◆ Given instruction: Lines containing the word "unterstützen" should be extracted in full.

--- Begin Data provided ---

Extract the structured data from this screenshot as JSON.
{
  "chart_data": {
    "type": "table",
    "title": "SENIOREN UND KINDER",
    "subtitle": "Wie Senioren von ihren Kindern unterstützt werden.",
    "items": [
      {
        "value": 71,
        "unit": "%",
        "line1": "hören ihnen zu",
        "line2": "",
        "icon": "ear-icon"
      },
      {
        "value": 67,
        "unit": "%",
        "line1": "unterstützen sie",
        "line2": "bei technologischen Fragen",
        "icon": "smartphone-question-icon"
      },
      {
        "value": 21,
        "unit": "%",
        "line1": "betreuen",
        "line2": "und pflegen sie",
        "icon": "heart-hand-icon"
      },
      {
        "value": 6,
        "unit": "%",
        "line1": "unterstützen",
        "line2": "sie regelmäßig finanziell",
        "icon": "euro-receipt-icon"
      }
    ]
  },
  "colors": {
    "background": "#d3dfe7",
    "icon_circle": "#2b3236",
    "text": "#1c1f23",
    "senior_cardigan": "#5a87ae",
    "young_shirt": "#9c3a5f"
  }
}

--- End Data provided ---

◆ Answer to this problem:
        "line1": "unterstützen sie",
        "line1": "unterstützen",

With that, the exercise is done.